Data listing
_ _ _ _

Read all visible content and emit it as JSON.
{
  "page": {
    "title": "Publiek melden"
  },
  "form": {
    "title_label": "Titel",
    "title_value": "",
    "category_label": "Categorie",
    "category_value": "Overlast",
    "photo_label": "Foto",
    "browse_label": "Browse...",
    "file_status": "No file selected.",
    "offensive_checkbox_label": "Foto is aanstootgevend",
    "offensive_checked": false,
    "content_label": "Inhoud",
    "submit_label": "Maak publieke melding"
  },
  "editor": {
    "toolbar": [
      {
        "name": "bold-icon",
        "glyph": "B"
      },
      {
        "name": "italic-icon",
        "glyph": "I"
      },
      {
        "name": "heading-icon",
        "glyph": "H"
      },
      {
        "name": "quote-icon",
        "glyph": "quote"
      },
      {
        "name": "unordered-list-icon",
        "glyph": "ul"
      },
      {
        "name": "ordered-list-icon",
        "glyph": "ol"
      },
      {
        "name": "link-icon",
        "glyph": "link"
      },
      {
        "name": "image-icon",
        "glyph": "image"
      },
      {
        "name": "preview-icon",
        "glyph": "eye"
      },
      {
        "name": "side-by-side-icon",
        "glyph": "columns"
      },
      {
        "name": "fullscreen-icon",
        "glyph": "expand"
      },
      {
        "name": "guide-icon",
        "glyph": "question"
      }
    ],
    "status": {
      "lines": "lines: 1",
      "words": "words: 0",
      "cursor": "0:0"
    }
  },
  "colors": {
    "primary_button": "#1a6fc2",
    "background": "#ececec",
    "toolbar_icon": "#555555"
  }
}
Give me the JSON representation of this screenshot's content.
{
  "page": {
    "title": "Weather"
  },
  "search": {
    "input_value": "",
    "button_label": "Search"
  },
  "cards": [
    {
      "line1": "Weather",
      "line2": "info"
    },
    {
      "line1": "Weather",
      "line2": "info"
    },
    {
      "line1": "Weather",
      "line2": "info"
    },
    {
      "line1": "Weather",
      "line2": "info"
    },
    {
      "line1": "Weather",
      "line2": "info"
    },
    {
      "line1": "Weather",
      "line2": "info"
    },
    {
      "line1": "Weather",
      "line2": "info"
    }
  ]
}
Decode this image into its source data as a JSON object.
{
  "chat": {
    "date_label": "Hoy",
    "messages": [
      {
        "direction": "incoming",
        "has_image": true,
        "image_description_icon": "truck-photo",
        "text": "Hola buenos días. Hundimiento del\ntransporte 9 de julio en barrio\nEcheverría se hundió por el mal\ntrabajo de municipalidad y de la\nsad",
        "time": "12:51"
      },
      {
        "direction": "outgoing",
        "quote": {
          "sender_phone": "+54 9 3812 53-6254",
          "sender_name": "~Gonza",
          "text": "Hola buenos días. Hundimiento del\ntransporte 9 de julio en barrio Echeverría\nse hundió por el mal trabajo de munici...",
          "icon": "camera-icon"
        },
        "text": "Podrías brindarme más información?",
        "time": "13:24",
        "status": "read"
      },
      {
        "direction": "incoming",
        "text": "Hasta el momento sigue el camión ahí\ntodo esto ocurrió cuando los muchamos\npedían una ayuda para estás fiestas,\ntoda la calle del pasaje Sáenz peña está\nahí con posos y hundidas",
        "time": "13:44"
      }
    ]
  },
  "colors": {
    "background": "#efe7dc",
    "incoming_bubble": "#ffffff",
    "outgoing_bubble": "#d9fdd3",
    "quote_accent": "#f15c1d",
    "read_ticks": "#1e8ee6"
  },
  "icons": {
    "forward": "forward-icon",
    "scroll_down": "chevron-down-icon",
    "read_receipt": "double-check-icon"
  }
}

_ _ _ _

[INSTRUCTIONS FOR THE TASK]: Search the records for the word "buenos" and copy every line where it occurs.

[SOLUTION TO THE PROBLEM]:
        "text": "Hola buenos días. Hundimiento del\ntransporte 9 de julio en barrio\nEcheverría se hundió por el mal\ntrabajo de municipalidad y de la\nsad",
          "text": "Hola buenos días. Hundimiento del\ntransporte 9 de julio en barrio Echeverría\nse hundió por el mal trabajo de munici...",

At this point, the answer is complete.